* [REQUISITOS DO EXERCÍCIO]:
1. Transcreva da notícia sobre a denúncia contra Magno Malta o trecho que vai de "O episódio ocorreu" até "definido pelo juiz.", inclusive.
2. Escreva a continuação da notícia sobre a denúncia contra Magno Malta, começando logo após a última frase apresentada.

Magno Malta é denunciado pelo MP por caso de agressão a técnica de enfermagem
O Ministério Público do Distrito Federal e Territórios (MPDFT) denunciou o senador Magno Malta (PL-ES) por vias de fato contra uma técnica de enfermagem. O parlamentar é acusado de dar um tapa no rosto da profissional em um hospital de Brasília, em maio deste ano.
De acordo com informações do Metrópoles, na denúncia, o MPDFT relatou que Magno Malta “desferiu-lhe um forte tapa no rosto, chegando a entortar seus óculos”. A assessoria do senador informou que ele irá se manifestar ao final do processo. O caso tramita no 2º Juizado Especial Criminal de Brasília.
O episódio ocorreu durante um exame de angiotomografia realizado no Hospital DF Star, em Brasília. A técnica verificou um extravasamento de contraste no braço do senador durante o procedimento e informou que seria necessário fazer uma compressa.
De acordo com a denúncia do MPDFT, Malta se levantou do tomógrafo e a profissional se aproximou para ajudá-lo. Nesse momento, o senador teria agredido a técnica de enfermagem. A vítima teria ficado com o rosto dolorido e vermelho e teve os óculos danificados.
A denúncia, datada da última sexta-feira (28), pede que o senador repare os danos materiais e morais causados à técnica, em valor que será definido pelo juiz.

* [REGISTROS LISTADOS]:
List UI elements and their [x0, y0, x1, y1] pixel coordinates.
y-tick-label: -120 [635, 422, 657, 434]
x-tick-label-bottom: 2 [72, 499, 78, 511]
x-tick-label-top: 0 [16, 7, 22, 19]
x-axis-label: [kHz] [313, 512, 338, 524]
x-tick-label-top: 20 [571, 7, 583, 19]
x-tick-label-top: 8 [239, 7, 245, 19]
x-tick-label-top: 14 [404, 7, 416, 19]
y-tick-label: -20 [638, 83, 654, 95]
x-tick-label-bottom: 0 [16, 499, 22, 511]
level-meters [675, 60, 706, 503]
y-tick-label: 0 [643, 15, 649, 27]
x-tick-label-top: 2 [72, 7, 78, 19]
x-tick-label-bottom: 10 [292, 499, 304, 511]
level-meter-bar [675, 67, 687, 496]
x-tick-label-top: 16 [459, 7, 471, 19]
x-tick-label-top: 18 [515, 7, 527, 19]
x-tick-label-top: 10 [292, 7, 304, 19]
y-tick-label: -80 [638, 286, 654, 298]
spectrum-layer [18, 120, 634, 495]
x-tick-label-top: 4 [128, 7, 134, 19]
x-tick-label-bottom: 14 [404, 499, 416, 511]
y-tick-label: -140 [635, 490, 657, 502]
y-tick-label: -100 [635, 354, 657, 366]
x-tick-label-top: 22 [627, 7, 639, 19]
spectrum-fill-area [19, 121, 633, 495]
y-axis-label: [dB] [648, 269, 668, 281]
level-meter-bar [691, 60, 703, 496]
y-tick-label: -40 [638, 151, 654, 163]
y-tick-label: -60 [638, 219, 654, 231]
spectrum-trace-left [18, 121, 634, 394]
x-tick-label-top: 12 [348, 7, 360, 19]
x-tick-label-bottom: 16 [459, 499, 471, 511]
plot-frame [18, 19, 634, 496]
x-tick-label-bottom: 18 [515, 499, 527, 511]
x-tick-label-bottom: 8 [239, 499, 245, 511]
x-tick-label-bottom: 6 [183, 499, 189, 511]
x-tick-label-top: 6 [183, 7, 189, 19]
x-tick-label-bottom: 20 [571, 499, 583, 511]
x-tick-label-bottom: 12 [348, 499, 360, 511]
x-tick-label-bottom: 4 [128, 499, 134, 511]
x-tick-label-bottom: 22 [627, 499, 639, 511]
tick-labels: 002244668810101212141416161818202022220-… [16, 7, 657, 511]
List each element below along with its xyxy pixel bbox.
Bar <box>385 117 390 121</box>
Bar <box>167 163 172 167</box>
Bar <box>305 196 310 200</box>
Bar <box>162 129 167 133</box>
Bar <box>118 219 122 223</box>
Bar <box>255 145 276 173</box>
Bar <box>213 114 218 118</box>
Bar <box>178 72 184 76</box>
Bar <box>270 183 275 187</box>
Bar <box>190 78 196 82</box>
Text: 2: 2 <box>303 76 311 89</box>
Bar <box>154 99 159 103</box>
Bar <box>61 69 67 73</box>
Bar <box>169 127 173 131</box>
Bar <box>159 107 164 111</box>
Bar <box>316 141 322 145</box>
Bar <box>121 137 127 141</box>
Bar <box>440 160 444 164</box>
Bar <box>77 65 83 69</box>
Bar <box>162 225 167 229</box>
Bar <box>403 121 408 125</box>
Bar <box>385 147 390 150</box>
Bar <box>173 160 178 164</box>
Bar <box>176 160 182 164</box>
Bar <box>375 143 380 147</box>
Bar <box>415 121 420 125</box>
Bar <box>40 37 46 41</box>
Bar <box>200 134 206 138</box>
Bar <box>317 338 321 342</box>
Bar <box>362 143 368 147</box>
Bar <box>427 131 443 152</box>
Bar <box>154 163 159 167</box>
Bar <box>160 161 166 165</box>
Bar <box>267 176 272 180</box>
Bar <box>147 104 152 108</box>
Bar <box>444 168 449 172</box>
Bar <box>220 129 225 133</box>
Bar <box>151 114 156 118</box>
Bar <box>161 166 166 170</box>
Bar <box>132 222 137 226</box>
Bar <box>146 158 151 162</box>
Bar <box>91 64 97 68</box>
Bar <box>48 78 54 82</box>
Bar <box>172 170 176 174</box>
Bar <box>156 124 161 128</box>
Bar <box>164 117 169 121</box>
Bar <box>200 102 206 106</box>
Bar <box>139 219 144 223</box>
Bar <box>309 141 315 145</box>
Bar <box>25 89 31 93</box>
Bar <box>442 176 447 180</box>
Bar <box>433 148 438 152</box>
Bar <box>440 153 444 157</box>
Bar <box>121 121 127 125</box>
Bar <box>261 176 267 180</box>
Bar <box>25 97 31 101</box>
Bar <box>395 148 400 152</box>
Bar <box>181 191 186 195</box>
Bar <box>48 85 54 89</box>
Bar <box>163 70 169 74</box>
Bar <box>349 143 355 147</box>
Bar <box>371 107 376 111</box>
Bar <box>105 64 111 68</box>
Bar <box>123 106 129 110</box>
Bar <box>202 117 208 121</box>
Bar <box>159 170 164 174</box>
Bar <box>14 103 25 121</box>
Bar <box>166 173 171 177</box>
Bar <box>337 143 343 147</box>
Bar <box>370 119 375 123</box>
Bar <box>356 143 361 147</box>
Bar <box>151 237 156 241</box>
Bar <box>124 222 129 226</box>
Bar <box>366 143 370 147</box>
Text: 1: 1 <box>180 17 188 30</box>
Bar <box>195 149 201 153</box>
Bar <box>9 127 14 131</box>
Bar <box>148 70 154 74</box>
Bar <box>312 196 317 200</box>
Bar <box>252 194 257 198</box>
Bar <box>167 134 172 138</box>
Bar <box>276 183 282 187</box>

* [RESPOSTAS POR TAREFA]:
1.
O episódio ocorreu durante um exame de angiotomografia realizado no Hospital DF Star, em Brasília. A técnica verificou um extravasamento de contraste no braço do senador durante o procedimento e informou que seria necessário fazer uma compressa.
De acordo com a denúncia do MPDFT, Malta se levantou do tomógrafo e a profissional se aproximou para ajudá-lo. Nesse momento, o senador teria agredido a técnica de enfermagem. A vítima teria ficado com o rosto dolorido e vermelho e teve os óculos danificados.
A denúncia, datada da última sexta-feira (28), pede que o senador repare os danos materiais e morais causados à técnica, em valor que será definido pelo juiz.

2.
Ministério Público tentou acordo com Magno Malta
Antes de apresentar a denúncia, o MPDFT ofereceu uma proposta de transação penal a Magno Malta. Esse tipo de acordo prevê pagamento de multa ou prestação de serviços para evitar a abertura de processo penal.
A proposta previa a prestação de 45 horas de serviço comunitário ou o pagamento de R$ 6 mil a uma instituição. Na ocasião, a assessoria do parlamentar informou que ele aguardava o fim do processo.
Com a falta de acordo, o Ministério Público deu seguimento ao processo com a denúncia. A etapa não configura culpabilidade ao senador e as provas ainda serão analisadas pela Justiça.
Anteriormente, Magno Malta também registrou boletim de ocorrência contra a técnica de enfermagem, acusando-a de erro no procedimento. O MPDFT se manifestou entendendo que não houve falha da profissional e o processo contra ela foi arquivado pela Justiça do Distrito Federal.